* _SHORT TASK_
Set down the material below in full, matching it exactly.

Dataset entries:
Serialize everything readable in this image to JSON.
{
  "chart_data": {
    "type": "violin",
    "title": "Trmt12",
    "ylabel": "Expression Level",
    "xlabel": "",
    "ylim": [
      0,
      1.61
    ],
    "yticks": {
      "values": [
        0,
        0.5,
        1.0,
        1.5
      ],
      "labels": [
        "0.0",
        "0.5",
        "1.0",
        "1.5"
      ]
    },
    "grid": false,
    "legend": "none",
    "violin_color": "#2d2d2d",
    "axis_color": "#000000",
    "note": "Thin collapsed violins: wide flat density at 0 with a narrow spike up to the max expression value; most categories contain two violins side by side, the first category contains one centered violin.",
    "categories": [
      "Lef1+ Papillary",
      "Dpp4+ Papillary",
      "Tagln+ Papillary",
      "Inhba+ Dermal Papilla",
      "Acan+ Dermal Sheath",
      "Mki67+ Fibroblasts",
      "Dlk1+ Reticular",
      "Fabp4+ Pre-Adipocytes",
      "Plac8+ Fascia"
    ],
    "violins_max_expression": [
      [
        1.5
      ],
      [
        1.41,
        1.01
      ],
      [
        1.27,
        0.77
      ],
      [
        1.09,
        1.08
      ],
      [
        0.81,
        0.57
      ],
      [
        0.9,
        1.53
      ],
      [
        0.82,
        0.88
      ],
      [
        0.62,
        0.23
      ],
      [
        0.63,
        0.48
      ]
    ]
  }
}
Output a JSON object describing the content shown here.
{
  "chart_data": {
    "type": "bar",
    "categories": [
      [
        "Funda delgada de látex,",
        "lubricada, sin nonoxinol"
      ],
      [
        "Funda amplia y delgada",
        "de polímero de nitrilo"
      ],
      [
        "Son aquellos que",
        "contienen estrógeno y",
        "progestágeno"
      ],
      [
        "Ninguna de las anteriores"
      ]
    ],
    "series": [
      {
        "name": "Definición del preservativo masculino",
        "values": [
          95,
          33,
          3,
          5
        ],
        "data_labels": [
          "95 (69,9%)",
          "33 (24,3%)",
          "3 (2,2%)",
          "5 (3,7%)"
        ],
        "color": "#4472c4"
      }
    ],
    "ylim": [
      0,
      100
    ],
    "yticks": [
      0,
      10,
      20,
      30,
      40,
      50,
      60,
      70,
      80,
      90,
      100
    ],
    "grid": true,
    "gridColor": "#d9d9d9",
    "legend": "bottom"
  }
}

* _THE RESPONSE_
Serialize everything readable in this image to JSON.
{
  "chart_data": {
    "type": "violin",
    "title": "Trmt12",
    "ylabel": "Expression Level",
    "xlabel": "",
    "ylim": [
      0,
      1.61
    ],
    "yticks": {
      "values": [
        0,
        0.5,
        1.0,
        1.5
      ],
      "labels": [
        "0.0",
        "0.5",
        "1.0",
        "1.5"
      ]
    },
    "grid": false,
    "legend": "none",
    "violin_color": "#2d2d2d",
    "axis_color": "#000000",
    "note": "Thin collapsed violins: wide flat density at 0 with a narrow spike up to the max expression value; most categories contain two violins side by side, the first category contains one centered violin.",
    "categories": [
      "Lef1+ Papillary",
      "Dpp4+ Papillary",
      "Tagln+ Papillary",
      "Inhba+ Dermal Papilla",
      "Acan+ Dermal Sheath",
      "Mki67+ Fibroblasts",
      "Dlk1+ Reticular",
      "Fabp4+ Pre-Adipocytes",
      "Plac8+ Fascia"
    ],
    "violins_max_expression": [
      [
        1.5
      ],
      [
        1.41,
        1.01
      ],
      [
        1.27,
        0.77
      ],
      [
        1.09,
        1.08
      ],
      [
        0.81,
        0.57
      ],
      [
        0.9,
        1.53
      ],
      [
        0.82,
        0.88
      ],
      [
        0.62,
        0.23
      ],
      [
        0.63,
        0.48
      ]
    ]
  }
}
Output a JSON object describing the content shown here.
{
  "chart_data": {
    "type": "bar",
    "categories": [
      [
        "Funda delgada de látex,",
        "lubricada, sin nonoxinol"
      ],
      [
        "Funda amplia y delgada",
        "de polímero de nitrilo"
      ],
      [
        "Son aquellos que",
        "contienen estrógeno y",
        "progestágeno"
      ],
      [
        "Ninguna de las anteriores"
      ]
    ],
    "series": [
      {
        "name": "Definición del preservativo masculino",
        "values": [
          95,
          33,
          3,
          5
        ],
        "data_labels": [
          "95 (69,9%)",
          "33 (24,3%)",
          "3 (2,2%)",
          "5 (3,7%)"
        ],
        "color": "#4472c4"
      }
    ],
    "ylim": [
      0,
      100
    ],
    "yticks": [
      0,
      10,
      20,
      30,
      40,
      50,
      60,
      70,
      80,
      90,
      100
    ],
    "grid": true,
    "gridColor": "#d9d9d9",
    "legend": "bottom"
  }
}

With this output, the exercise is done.